Return all of the data exactly as given.

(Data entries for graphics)
+---+
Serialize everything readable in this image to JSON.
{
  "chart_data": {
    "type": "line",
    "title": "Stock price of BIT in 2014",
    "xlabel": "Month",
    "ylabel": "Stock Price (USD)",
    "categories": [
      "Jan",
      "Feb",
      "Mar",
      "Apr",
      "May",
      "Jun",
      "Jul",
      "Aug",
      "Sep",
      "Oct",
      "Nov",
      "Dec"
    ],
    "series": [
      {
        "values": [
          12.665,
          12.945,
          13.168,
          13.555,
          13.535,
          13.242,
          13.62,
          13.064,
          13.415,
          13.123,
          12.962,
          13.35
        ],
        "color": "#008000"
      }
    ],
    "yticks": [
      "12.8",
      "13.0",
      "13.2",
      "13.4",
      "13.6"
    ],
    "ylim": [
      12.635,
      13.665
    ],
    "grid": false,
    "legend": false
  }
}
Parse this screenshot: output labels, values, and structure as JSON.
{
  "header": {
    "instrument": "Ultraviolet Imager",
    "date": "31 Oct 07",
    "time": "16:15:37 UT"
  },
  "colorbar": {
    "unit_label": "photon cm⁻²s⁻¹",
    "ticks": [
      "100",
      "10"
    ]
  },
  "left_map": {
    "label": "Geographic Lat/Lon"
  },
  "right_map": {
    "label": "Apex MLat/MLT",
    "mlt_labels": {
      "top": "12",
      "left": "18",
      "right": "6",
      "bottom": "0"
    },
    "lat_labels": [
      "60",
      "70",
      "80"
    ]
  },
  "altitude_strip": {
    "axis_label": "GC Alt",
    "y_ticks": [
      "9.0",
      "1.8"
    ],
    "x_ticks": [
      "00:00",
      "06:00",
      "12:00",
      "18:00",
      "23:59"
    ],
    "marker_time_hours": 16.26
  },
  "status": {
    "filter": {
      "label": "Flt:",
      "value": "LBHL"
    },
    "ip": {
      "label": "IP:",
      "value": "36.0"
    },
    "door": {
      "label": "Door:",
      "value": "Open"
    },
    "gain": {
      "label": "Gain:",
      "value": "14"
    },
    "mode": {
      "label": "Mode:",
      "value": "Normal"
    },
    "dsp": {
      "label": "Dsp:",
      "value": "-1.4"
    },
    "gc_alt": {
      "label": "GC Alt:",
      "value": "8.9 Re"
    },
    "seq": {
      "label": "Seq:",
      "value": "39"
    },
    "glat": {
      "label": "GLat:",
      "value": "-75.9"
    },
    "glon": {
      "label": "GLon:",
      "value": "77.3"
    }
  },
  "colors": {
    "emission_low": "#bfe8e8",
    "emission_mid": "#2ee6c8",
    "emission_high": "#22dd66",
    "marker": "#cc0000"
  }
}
+---+
SOLUTION TO THIS PROBLEM:
Serialize everything readable in this image to JSON.
{
  "chart_data": {
    "type": "line",
    "title": "Stock price of BIT in 2014",
    "xlabel": "Month",
    "ylabel": "Stock Price (USD)",
    "categories": [
      "Jan",
      "Feb",
      "Mar",
      "Apr",
      "May",
      "Jun",
      "Jul",
      "Aug",
      "Sep",
      "Oct",
      "Nov",
      "Dec"
    ],
    "series": [
      {
        "values": [
          12.665,
          12.945,
          13.168,
          13.555,
          13.535,
          13.242,
          13.62,
          13.064,
          13.415,
          13.123,
          12.962,
          13.35
        ],
        "color": "#008000"
      }
    ],
    "yticks": [
      "12.8",
      "13.0",
      "13.2",
      "13.4",
      "13.6"
    ],
    "ylim": [
      12.635,
      13.665
    ],
    "grid": false,
    "legend": false
  }
}
Parse this screenshot: output labels, values, and structure as JSON.
{
  "header": {
    "instrument": "Ultraviolet Imager",
    "date": "31 Oct 07",
    "time": "16:15:37 UT"
  },
  "colorbar": {
    "unit_label": "photon cm⁻²s⁻¹",
    "ticks": [
      "100",
      "10"
    ]
  },
  "left_map": {
    "label": "Geographic Lat/Lon"
  },
  "right_map": {
    "label": "Apex MLat/MLT",
    "mlt_labels": {
      "top": "12",
      "left": "18",
      "right": "6",
      "bottom": "0"
    },
    "lat_labels": [
      "60",
      "70",
      "80"
    ]
  },
  "altitude_strip": {
    "axis_label": "GC Alt",
    "y_ticks": [
      "9.0",
      "1.8"
    ],
    "x_ticks": [
      "00:00",
      "06:00",
      "12:00",
      "18:00",
      "23:59"
    ],
    "marker_time_hours": 16.26
  },
  "status": {
    "filter": {
      "label": "Flt:",
      "value": "LBHL"
    },
    "ip": {
      "label": "IP:",
      "value": "36.0"
    },
    "door": {
      "label": "Door:",
      "value": "Open"
    },
    "gain": {
      "label": "Gain:",
      "value": "14"
    },
    "mode": {
      "label": "Mode:",
      "value": "Normal"
    },
    "dsp": {
      "label": "Dsp:",
      "value": "-1.4"
    },
    "gc_alt": {
      "label": "GC Alt:",
      "value": "8.9 Re"
    },
    "seq": {
      "label": "Seq:",
      "value": "39"
    },
    "glat": {
      "label": "GLat:",
      "value": "-75.9"
    },
    "glon": {
      "label": "GLon:",
      "value": "77.3"
    }
  },
  "colors": {
    "emission_low": "#bfe8e8",
    "emission_mid": "#2ee6c8",
    "emission_high": "#22dd66",
    "marker": "#cc0000"
  }
}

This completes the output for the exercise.